_Records to use_.

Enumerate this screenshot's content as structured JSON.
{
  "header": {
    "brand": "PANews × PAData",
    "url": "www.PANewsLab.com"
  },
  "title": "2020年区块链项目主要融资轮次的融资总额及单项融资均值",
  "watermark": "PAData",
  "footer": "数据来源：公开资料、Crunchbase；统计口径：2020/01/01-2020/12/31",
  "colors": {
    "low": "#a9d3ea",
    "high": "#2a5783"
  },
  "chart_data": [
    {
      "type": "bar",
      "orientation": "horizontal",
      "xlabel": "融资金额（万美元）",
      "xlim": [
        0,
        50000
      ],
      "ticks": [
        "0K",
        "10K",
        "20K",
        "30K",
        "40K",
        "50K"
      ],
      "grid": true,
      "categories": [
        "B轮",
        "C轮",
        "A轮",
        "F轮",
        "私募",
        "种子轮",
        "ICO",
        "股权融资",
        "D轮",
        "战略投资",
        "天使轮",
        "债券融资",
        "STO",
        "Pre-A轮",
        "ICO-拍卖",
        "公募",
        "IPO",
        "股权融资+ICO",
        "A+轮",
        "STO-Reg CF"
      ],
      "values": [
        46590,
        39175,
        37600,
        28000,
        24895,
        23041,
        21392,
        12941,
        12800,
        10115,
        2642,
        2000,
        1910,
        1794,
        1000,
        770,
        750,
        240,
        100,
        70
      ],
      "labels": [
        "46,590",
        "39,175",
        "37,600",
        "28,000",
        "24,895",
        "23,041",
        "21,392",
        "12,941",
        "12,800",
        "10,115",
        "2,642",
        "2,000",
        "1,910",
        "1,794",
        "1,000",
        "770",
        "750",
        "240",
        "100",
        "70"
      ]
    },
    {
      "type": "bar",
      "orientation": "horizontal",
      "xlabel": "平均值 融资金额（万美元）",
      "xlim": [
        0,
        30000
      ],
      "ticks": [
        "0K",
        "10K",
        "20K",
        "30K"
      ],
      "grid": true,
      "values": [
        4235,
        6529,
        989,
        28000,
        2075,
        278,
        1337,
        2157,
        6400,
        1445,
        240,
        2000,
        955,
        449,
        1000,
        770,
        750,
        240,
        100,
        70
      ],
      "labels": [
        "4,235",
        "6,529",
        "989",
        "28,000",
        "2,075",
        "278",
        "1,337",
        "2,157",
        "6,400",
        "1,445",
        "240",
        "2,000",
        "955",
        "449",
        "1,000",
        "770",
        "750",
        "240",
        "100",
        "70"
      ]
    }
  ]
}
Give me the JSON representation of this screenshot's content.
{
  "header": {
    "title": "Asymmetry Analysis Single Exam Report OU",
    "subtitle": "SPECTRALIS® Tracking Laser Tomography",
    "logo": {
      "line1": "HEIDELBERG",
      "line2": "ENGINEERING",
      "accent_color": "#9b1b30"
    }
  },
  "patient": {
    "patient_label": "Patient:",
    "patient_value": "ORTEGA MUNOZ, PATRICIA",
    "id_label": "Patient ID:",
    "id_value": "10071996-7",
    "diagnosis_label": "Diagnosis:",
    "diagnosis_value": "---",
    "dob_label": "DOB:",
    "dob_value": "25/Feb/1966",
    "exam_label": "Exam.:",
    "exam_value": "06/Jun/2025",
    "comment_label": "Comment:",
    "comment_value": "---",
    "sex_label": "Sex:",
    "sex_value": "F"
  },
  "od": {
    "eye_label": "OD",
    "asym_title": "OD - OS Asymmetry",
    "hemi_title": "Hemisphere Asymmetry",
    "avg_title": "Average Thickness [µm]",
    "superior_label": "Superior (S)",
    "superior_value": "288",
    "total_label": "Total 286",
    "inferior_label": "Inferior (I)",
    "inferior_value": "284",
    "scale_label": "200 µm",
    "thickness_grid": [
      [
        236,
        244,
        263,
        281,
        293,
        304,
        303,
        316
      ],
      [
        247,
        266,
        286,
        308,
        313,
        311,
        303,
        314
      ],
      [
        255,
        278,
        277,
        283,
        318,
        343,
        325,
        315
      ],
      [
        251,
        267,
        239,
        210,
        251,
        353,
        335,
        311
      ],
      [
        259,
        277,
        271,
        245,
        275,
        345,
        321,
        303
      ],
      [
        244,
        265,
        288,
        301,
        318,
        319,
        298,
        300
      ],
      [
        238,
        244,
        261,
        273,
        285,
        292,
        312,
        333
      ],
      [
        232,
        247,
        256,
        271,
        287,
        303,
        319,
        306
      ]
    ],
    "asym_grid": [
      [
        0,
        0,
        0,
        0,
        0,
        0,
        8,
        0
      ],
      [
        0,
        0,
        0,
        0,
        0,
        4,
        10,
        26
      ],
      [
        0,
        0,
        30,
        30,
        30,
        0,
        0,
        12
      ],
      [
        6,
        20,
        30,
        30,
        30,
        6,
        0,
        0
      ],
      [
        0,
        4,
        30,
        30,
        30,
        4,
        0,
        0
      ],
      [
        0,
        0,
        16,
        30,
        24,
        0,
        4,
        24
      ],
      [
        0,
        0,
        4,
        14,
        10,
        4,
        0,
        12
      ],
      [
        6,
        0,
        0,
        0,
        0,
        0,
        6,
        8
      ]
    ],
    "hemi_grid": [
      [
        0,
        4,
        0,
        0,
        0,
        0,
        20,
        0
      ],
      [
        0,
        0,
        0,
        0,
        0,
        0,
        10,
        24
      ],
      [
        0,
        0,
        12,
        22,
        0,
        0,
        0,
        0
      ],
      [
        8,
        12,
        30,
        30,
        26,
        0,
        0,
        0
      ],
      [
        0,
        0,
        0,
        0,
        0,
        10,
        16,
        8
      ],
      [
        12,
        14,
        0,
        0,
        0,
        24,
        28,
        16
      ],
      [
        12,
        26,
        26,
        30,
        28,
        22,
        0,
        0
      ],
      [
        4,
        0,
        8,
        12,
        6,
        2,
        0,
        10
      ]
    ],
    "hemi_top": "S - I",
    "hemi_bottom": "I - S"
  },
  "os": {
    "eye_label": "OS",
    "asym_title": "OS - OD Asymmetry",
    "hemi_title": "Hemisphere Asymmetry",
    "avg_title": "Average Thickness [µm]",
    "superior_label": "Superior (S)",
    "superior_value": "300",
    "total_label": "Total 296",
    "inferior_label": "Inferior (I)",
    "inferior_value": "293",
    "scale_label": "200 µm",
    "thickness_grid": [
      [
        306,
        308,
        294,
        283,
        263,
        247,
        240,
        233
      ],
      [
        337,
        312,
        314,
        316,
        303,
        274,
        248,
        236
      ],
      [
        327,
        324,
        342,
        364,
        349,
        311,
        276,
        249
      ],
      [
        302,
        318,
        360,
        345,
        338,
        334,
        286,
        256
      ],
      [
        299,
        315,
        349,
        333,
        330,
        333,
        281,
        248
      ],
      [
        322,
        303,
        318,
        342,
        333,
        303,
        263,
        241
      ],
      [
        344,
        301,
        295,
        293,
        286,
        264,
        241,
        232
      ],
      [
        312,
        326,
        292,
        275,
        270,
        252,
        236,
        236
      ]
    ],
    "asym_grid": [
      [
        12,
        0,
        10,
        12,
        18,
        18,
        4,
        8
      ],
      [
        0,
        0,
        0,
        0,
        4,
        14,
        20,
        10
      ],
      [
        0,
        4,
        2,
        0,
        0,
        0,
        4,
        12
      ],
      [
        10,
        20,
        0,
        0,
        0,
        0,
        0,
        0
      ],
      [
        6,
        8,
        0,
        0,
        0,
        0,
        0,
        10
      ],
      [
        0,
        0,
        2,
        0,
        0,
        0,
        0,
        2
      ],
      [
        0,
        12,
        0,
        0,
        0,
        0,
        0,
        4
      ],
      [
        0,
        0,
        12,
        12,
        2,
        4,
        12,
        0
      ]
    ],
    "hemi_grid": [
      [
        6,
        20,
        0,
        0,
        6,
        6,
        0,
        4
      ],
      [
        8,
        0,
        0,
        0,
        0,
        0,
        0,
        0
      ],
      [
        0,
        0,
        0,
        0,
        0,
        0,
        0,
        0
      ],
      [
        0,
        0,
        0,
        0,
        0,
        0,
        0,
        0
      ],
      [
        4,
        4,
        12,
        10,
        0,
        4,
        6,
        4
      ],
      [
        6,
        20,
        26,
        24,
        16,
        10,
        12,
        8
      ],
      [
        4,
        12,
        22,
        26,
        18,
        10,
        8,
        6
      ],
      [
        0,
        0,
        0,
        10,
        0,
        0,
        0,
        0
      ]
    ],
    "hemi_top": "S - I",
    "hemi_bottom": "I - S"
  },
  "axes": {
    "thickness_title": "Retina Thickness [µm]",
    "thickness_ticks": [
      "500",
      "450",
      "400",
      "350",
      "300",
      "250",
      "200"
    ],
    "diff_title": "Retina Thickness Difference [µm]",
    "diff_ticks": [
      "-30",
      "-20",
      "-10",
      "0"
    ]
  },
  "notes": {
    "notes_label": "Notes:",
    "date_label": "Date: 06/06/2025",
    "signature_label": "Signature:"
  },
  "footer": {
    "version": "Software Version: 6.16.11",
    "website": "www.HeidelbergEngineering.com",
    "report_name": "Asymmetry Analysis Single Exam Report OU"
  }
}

_Description of the task_. Check each line of the entries above, and show every one holding the word "Total".

_Task solution_.
    "total_label": "Total 286",
    "total_label": "Total 296",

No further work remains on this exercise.